▸ WHAT IS BEING ASKED:
Find every line in the records below that holds the word "title", and copy each one.

▸ RECORDS SUPPLIED:

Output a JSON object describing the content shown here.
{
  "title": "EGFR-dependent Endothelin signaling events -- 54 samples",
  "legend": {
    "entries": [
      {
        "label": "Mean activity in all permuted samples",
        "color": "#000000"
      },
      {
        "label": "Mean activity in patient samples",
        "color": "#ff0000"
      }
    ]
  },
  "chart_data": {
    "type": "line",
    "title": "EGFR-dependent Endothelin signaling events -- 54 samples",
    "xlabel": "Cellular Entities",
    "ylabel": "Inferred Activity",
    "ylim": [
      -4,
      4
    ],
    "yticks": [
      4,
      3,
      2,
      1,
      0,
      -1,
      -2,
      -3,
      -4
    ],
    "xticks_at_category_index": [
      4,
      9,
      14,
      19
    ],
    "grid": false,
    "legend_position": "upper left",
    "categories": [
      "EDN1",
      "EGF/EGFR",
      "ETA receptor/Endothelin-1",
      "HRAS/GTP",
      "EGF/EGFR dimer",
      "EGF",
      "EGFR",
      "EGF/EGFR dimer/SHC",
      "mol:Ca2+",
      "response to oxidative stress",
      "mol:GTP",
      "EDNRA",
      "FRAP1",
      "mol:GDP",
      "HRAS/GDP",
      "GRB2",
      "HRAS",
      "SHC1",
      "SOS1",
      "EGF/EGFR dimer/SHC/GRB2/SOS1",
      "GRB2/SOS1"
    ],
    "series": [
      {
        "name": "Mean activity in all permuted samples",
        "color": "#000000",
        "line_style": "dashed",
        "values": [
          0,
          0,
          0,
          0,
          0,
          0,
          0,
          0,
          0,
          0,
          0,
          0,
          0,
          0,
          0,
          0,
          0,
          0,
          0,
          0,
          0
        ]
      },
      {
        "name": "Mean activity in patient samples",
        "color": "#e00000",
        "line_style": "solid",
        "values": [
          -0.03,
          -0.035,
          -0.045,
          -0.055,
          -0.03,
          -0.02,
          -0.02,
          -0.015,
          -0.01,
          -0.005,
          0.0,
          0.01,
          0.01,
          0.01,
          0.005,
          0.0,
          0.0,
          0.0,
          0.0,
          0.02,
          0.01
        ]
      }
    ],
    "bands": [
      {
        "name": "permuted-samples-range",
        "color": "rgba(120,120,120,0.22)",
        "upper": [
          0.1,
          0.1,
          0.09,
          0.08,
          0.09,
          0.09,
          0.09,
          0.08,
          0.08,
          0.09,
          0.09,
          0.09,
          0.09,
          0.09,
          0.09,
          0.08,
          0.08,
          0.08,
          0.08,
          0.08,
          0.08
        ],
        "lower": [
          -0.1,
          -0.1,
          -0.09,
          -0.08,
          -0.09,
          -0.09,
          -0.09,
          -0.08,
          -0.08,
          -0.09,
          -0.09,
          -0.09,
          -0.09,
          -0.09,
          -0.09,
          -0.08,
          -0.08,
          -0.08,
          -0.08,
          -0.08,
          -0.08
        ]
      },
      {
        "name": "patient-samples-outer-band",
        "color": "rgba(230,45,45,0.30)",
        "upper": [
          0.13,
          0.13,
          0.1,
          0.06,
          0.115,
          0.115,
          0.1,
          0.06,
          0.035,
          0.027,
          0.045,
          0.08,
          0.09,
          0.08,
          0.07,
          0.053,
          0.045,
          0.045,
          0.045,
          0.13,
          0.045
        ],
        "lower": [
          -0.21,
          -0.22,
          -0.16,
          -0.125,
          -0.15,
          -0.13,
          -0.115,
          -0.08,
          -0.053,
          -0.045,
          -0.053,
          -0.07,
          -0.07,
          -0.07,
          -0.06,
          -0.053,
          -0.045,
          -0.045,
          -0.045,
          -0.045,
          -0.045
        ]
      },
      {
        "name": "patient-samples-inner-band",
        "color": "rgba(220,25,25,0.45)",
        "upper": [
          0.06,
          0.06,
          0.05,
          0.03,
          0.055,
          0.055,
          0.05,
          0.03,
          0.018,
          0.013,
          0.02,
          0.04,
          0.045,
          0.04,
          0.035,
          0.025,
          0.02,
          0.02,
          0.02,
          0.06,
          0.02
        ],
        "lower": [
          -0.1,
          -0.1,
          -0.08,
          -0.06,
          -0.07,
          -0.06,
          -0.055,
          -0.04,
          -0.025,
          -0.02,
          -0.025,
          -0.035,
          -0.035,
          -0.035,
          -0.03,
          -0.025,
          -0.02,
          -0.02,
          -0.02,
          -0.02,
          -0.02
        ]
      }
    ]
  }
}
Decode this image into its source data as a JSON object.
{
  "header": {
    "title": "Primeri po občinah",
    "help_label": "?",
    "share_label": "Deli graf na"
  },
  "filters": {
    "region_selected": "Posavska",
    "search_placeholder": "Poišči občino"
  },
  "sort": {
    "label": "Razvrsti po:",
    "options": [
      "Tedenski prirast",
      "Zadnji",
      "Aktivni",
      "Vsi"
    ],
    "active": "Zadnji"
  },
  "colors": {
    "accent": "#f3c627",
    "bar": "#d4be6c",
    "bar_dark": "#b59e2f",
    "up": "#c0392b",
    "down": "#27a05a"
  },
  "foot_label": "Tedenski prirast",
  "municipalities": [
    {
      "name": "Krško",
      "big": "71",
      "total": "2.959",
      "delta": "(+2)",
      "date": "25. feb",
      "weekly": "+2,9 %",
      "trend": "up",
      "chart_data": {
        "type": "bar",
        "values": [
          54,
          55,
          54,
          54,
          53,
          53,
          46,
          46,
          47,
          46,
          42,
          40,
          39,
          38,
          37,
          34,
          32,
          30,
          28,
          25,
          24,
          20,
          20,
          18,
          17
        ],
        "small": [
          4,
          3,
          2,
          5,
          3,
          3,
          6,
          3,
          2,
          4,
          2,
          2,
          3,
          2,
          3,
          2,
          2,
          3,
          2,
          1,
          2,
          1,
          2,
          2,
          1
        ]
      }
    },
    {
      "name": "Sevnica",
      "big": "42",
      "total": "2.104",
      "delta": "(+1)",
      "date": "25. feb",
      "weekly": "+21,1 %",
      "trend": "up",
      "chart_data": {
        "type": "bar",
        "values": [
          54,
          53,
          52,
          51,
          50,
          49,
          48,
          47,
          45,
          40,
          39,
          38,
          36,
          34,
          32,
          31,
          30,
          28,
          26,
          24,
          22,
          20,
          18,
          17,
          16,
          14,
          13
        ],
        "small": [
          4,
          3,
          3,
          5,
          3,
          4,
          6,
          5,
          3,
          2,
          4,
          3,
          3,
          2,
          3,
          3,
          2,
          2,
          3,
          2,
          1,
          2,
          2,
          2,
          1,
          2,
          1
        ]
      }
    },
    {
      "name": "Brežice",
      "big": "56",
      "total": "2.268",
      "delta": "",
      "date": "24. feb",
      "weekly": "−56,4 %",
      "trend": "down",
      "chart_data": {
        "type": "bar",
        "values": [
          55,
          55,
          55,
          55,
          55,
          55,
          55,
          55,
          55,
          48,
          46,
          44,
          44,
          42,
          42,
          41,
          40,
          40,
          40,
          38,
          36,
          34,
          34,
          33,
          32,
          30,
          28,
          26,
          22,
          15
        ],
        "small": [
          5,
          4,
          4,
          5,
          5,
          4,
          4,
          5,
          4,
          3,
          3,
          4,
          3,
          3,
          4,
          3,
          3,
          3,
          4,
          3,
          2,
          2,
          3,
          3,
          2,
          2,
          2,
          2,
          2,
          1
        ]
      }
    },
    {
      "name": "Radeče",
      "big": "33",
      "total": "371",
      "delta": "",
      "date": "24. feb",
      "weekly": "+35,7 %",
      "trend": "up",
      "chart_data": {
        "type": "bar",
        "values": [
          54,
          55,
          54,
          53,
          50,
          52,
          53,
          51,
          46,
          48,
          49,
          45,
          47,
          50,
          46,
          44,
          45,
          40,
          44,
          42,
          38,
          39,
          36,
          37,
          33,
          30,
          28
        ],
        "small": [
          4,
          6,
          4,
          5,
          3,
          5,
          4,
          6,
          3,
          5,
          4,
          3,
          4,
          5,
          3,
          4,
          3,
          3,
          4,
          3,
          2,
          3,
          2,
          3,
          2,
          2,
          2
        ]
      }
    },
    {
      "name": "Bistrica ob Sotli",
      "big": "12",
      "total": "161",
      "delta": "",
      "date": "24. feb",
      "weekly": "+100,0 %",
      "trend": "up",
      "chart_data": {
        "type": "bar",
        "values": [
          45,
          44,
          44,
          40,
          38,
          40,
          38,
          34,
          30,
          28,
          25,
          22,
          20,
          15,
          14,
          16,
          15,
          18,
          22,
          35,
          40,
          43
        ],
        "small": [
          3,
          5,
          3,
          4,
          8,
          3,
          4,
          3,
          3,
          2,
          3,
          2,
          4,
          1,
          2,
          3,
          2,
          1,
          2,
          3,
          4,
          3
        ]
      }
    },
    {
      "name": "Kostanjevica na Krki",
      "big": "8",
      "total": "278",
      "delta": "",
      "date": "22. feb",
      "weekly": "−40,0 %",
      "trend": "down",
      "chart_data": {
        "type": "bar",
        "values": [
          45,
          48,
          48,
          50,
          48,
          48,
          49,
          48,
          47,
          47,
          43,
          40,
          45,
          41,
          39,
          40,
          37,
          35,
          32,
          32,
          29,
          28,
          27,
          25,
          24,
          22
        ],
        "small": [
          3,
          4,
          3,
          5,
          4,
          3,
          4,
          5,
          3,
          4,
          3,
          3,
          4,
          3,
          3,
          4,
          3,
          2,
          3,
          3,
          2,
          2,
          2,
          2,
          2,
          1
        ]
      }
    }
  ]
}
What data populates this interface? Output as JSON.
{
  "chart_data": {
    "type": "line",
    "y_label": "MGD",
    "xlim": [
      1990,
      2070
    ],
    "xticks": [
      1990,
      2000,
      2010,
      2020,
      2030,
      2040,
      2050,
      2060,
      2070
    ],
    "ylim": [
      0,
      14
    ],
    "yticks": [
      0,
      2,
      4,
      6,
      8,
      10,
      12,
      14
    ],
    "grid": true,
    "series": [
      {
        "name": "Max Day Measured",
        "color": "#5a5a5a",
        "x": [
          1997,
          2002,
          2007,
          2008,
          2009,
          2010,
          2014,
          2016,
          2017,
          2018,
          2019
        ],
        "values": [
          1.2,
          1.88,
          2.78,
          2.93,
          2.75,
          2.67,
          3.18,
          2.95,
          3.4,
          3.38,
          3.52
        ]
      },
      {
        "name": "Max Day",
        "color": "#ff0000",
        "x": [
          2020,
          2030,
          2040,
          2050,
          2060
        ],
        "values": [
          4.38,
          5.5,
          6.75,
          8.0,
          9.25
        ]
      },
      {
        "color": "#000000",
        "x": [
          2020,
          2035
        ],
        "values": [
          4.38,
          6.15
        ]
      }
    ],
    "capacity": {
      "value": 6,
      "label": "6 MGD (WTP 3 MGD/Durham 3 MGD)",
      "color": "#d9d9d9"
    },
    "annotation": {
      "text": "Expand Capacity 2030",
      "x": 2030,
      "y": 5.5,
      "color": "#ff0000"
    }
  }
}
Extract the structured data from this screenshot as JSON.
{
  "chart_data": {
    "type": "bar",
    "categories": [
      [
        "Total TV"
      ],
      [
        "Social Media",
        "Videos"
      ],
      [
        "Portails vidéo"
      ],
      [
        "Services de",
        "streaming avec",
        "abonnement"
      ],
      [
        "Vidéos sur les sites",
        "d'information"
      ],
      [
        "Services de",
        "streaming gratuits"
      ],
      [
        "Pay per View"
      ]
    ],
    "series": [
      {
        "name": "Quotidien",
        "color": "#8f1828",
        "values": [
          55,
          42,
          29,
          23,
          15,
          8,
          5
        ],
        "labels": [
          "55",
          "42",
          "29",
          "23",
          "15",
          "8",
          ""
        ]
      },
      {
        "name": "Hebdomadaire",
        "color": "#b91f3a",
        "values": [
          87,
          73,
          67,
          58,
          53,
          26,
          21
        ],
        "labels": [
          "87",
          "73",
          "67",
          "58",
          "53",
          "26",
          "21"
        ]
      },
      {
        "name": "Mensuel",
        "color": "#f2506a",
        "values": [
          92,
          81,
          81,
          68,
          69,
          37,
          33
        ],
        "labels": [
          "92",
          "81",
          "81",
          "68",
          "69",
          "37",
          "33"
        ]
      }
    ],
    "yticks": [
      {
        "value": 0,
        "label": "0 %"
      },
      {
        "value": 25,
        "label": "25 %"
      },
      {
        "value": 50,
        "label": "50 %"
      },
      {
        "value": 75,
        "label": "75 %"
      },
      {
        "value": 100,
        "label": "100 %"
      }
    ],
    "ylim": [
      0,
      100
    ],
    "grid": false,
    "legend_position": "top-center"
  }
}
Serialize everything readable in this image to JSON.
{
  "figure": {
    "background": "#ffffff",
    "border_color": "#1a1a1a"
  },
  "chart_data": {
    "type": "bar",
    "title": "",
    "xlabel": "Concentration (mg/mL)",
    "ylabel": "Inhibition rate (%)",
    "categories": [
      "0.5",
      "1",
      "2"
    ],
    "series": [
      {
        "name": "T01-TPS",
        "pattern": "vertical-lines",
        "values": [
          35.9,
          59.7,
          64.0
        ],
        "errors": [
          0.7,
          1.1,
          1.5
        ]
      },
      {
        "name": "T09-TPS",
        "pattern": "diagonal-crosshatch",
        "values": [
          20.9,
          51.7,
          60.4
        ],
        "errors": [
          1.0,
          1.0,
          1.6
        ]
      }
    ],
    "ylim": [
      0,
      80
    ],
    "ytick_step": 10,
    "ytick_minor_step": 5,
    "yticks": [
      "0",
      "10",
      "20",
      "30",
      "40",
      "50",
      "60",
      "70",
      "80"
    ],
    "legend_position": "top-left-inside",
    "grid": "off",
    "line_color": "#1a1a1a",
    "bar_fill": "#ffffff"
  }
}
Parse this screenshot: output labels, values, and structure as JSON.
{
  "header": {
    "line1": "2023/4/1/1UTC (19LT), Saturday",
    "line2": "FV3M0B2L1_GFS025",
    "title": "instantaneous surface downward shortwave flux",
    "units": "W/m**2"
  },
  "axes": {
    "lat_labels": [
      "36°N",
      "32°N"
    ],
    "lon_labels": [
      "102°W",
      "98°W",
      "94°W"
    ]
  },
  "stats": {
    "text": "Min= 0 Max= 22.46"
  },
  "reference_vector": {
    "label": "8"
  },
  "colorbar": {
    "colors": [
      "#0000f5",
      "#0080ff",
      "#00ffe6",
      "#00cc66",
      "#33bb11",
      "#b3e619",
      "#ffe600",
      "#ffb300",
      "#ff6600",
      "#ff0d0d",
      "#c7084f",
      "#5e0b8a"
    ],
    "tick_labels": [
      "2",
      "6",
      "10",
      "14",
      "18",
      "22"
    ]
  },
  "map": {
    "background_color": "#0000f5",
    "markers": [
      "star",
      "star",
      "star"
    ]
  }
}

▸ SOLUTION:
  "title": "EGFR-dependent Endothelin signaling events -- 54 samples",
    "title": "EGFR-dependent Endothelin signaling events -- 54 samples",
    "title": "Primeri po občinah",
    "title": "",
    "title": "instantaneous surface downward shortwave flux",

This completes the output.